(Data records)

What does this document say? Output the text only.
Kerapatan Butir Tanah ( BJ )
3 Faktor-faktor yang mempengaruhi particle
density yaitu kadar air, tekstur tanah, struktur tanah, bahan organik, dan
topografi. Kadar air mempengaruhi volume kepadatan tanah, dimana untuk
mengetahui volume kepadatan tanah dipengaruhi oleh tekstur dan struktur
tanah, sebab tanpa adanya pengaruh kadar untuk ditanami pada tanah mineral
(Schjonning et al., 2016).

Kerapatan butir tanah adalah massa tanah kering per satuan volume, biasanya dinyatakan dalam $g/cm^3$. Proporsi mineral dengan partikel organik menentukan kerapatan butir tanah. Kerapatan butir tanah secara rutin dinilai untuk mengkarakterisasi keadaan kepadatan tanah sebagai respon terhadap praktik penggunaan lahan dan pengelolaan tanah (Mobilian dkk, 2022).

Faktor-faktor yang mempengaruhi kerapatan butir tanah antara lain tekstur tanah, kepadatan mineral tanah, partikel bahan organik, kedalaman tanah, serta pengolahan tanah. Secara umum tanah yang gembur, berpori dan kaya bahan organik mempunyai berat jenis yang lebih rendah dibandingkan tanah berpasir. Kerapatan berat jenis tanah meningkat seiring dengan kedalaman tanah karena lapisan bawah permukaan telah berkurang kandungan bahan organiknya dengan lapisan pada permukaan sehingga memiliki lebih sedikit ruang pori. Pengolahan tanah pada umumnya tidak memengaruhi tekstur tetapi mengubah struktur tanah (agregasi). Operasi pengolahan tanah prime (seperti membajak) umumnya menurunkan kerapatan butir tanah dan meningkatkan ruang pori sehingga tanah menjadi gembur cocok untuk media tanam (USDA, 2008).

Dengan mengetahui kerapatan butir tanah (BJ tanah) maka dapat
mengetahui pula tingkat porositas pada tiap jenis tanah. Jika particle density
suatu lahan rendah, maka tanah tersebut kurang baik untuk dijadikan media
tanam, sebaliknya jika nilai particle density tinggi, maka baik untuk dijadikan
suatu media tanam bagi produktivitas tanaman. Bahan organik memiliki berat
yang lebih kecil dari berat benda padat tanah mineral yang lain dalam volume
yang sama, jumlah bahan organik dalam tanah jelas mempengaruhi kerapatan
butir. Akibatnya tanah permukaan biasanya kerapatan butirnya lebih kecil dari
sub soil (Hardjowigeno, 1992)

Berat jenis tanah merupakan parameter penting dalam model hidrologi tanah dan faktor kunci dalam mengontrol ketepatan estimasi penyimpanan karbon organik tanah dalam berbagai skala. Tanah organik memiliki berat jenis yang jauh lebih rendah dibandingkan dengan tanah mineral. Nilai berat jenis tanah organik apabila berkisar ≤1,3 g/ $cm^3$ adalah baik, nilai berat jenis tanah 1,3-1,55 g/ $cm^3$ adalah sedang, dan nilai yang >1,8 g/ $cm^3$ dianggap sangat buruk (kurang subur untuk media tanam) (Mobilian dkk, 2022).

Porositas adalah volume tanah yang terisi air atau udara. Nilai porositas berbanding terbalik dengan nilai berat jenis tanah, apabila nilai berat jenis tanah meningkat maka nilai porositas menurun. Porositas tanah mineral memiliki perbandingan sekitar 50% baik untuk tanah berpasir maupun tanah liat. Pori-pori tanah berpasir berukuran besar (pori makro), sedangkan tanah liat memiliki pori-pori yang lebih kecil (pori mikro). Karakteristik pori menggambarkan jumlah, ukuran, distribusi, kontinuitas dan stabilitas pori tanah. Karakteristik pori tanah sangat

---

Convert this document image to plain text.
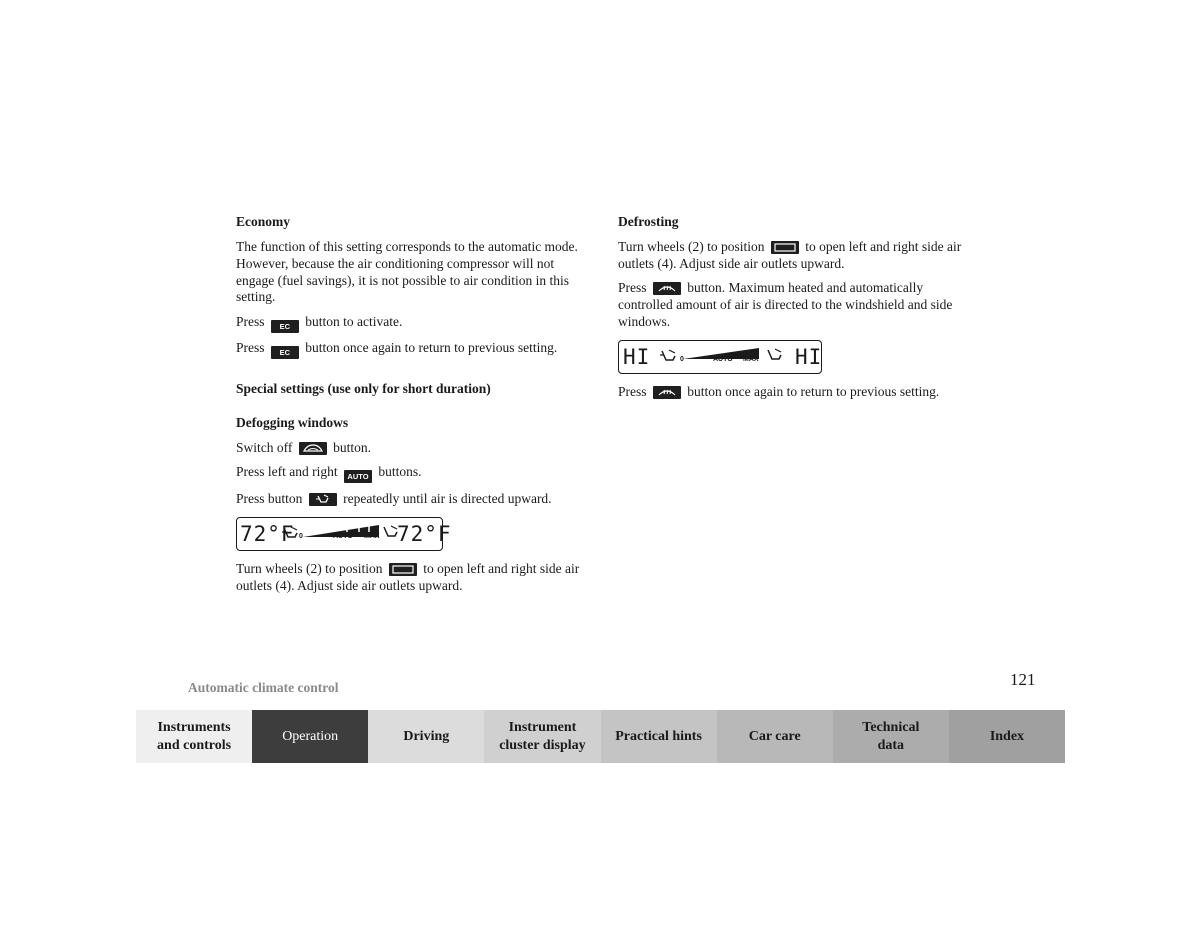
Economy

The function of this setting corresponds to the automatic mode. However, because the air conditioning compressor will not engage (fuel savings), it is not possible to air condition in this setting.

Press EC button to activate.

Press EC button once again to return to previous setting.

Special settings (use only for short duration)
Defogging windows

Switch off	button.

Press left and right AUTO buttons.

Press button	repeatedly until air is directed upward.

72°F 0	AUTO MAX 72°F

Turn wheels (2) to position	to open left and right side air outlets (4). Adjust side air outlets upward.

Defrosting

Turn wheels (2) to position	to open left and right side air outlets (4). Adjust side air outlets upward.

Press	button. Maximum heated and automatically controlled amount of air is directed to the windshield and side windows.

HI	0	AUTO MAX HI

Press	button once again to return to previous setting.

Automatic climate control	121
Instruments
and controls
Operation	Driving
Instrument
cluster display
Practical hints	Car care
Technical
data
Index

TASK OBJECTIVE -> Search the data for "windows". Copy every line that has it.

RESULT FOR THIS EXERCISE ->
Defogging windows
Press	button. Maximum heated and automatically controlled amount of air is directed to the windshield and side windows.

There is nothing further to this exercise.